#### GIVEN EXERCISE
Read the records and write them out again exactly.

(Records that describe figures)
▬▬▬▬▬▬

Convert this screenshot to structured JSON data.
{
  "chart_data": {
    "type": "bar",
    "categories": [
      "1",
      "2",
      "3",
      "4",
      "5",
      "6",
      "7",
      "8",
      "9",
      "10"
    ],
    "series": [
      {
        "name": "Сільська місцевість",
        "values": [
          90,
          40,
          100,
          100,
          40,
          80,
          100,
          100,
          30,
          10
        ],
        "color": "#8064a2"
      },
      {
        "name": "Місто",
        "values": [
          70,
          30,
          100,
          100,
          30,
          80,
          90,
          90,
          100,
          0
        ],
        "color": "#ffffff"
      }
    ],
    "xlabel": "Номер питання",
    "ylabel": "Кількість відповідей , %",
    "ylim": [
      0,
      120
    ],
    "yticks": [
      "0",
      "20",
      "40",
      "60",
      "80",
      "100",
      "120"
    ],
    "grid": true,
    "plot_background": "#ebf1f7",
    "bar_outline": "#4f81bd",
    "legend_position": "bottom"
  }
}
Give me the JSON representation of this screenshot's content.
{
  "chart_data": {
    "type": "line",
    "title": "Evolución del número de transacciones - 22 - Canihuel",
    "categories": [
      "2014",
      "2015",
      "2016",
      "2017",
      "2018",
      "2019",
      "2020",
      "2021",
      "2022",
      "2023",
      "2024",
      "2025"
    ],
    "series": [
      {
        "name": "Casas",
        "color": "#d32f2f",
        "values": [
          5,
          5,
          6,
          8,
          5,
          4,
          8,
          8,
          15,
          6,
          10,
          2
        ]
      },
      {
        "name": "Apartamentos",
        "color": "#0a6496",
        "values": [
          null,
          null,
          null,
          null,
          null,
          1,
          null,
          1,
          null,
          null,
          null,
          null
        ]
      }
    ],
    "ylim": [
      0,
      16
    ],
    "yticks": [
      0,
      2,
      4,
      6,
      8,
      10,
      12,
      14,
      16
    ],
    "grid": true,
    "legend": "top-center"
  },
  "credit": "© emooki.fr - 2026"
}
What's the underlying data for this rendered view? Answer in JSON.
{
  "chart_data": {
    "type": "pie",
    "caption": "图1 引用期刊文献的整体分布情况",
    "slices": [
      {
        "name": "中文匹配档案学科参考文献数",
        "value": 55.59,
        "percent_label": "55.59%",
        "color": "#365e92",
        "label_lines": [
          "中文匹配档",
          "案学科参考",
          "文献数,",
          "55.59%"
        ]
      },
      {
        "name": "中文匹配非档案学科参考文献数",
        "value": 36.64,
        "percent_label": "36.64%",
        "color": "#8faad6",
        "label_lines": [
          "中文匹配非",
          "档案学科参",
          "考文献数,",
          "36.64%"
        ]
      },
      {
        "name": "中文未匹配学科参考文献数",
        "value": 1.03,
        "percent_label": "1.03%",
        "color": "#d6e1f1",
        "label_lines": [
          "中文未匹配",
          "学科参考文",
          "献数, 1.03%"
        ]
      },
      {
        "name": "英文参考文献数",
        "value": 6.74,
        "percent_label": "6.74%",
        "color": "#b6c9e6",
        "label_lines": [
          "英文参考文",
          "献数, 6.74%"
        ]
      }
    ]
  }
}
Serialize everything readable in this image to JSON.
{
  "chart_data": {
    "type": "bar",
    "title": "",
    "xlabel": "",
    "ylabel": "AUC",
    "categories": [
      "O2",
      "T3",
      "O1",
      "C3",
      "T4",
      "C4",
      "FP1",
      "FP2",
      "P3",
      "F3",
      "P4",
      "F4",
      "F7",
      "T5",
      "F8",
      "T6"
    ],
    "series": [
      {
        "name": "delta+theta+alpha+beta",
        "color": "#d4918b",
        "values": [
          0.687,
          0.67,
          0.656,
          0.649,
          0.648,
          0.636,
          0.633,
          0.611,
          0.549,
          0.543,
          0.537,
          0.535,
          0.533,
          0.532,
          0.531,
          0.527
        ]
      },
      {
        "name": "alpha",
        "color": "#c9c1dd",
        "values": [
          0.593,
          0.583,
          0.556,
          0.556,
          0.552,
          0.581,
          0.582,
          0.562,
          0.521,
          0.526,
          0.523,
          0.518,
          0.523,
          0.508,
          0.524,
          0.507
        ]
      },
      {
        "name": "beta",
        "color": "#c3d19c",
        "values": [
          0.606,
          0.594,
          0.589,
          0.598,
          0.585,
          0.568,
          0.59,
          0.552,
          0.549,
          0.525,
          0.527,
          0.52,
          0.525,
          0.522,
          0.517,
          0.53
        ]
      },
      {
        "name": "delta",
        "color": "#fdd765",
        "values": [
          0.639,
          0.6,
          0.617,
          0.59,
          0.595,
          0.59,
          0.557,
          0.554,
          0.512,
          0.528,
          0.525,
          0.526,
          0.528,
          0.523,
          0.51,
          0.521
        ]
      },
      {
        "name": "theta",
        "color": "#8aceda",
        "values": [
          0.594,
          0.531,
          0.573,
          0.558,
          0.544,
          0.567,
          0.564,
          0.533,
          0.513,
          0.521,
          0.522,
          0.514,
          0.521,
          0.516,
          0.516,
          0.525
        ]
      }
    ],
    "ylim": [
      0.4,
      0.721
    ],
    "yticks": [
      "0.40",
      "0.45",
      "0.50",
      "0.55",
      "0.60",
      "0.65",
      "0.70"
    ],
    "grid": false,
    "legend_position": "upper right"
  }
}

▬▬▬▬▬▬

#### ANSWER TO THE EXERCISE
Convert this screenshot to structured JSON data.
{
  "chart_data": {
    "type": "bar",
    "categories": [
      "1",
      "2",
      "3",
      "4",
      "5",
      "6",
      "7",
      "8",
      "9",
      "10"
    ],
    "series": [
      {
        "name": "Сільська місцевість",
        "values": [
          90,
          40,
          100,
          100,
          40,
          80,
          100,
          100,
          30,
          10
        ],
        "color": "#8064a2"
      },
      {
        "name": "Місто",
        "values": [
          70,
          30,
          100,
          100,
          30,
          80,
          90,
          90,
          100,
          0
        ],
        "color": "#ffffff"
      }
    ],
    "xlabel": "Номер питання",
    "ylabel": "Кількість відповідей , %",
    "ylim": [
      0,
      120
    ],
    "yticks": [
      "0",
      "20",
      "40",
      "60",
      "80",
      "100",
      "120"
    ],
    "grid": true,
    "plot_background": "#ebf1f7",
    "bar_outline": "#4f81bd",
    "legend_position": "bottom"
  }
}
Give me the JSON representation of this screenshot's content.
{
  "chart_data": {
    "type": "line",
    "title": "Evolución del número de transacciones - 22 - Canihuel",
    "categories": [
      "2014",
      "2015",
      "2016",
      "2017",
      "2018",
      "2019",
      "2020",
      "2021",
      "2022",
      "2023",
      "2024",
      "2025"
    ],
    "series": [
      {
        "name": "Casas",
        "color": "#d32f2f",
        "values": [
          5,
          5,
          6,
          8,
          5,
          4,
          8,
          8,
          15,
          6,
          10,
          2
        ]
      },
      {
        "name": "Apartamentos",
        "color": "#0a6496",
        "values": [
          null,
          null,
          null,
          null,
          null,
          1,
          null,
          1,
          null,
          null,
          null,
          null
        ]
      }
    ],
    "ylim": [
      0,
      16
    ],
    "yticks": [
      0,
      2,
      4,
      6,
      8,
      10,
      12,
      14,
      16
    ],
    "grid": true,
    "legend": "top-center"
  },
  "credit": "© emooki.fr - 2026"
}
What's the underlying data for this rendered view? Answer in JSON.
{
  "chart_data": {
    "type": "pie",
    "caption": "图1 引用期刊文献的整体分布情况",
    "slices": [
      {
        "name": "中文匹配档案学科参考文献数",
        "value": 55.59,
        "percent_label": "55.59%",
        "color": "#365e92",
        "label_lines": [
          "中文匹配档",
          "案学科参考",
          "文献数,",
          "55.59%"
        ]
      },
      {
        "name": "中文匹配非档案学科参考文献数",
        "value": 36.64,
        "percent_label": "36.64%",
        "color": "#8faad6",
        "label_lines": [
          "中文匹配非",
          "档案学科参",
          "考文献数,",
          "36.64%"
        ]
      },
      {
        "name": "中文未匹配学科参考文献数",
        "value": 1.03,
        "percent_label": "1.03%",
        "color": "#d6e1f1",
        "label_lines": [
          "中文未匹配",
          "学科参考文",
          "献数, 1.03%"
        ]
      },
      {
        "name": "英文参考文献数",
        "value": 6.74,
        "percent_label": "6.74%",
        "color": "#b6c9e6",
        "label_lines": [
          "英文参考文",
          "献数, 6.74%"
        ]
      }
    ]
  }
}
Serialize everything readable in this image to JSON.
{
  "chart_data": {
    "type": "bar",
    "title": "",
    "xlabel": "",
    "ylabel": "AUC",
    "categories": [
      "O2",
      "T3",
      "O1",
      "C3",
      "T4",
      "C4",
      "FP1",
      "FP2",
      "P3",
      "F3",
      "P4",
      "F4",
      "F7",
      "T5",
      "F8",
      "T6"
    ],
    "series": [
      {
        "name": "delta+theta+alpha+beta",
        "color": "#d4918b",
        "values": [
          0.687,
          0.67,
          0.656,
          0.649,
          0.648,
          0.636,
          0.633,
          0.611,
          0.549,
          0.543,
          0.537,
          0.535,
          0.533,
          0.532,
          0.531,
          0.527
        ]
      },
      {
        "name": "alpha",
        "color": "#c9c1dd",
        "values": [
          0.593,
          0.583,
          0.556,
          0.556,
          0.552,
          0.581,
          0.582,
          0.562,
          0.521,
          0.526,
          0.523,
          0.518,
          0.523,
          0.508,
          0.524,
          0.507
        ]
      },
      {
        "name": "beta",
        "color": "#c3d19c",
        "values": [
          0.606,
          0.594,
          0.589,
          0.598,
          0.585,
          0.568,
          0.59,
          0.552,
          0.549,
          0.525,
          0.527,
          0.52,
          0.525,
          0.522,
          0.517,
          0.53
        ]
      },
      {
        "name": "delta",
        "color": "#fdd765",
        "values": [
          0.639,
          0.6,
          0.617,
          0.59,
          0.595,
          0.59,
          0.557,
          0.554,
          0.512,
          0.528,
          0.525,
          0.526,
          0.528,
          0.523,
          0.51,
          0.521
        ]
      },
      {
        "name": "theta",
        "color": "#8aceda",
        "values": [
          0.594,
          0.531,
          0.573,
          0.558,
          0.544,
          0.567,
          0.564,
          0.533,
          0.513,
          0.521,
          0.522,
          0.514,
          0.521,
          0.516,
          0.516,
          0.525
        ]
      }
    ],
    "ylim": [
      0.4,
      0.721
    ],
    "yticks": [
      "0.40",
      "0.45",
      "0.50",
      "0.55",
      "0.60",
      "0.65",
      "0.70"
    ],
    "grid": false,
    "legend_position": "upper right"
  }
}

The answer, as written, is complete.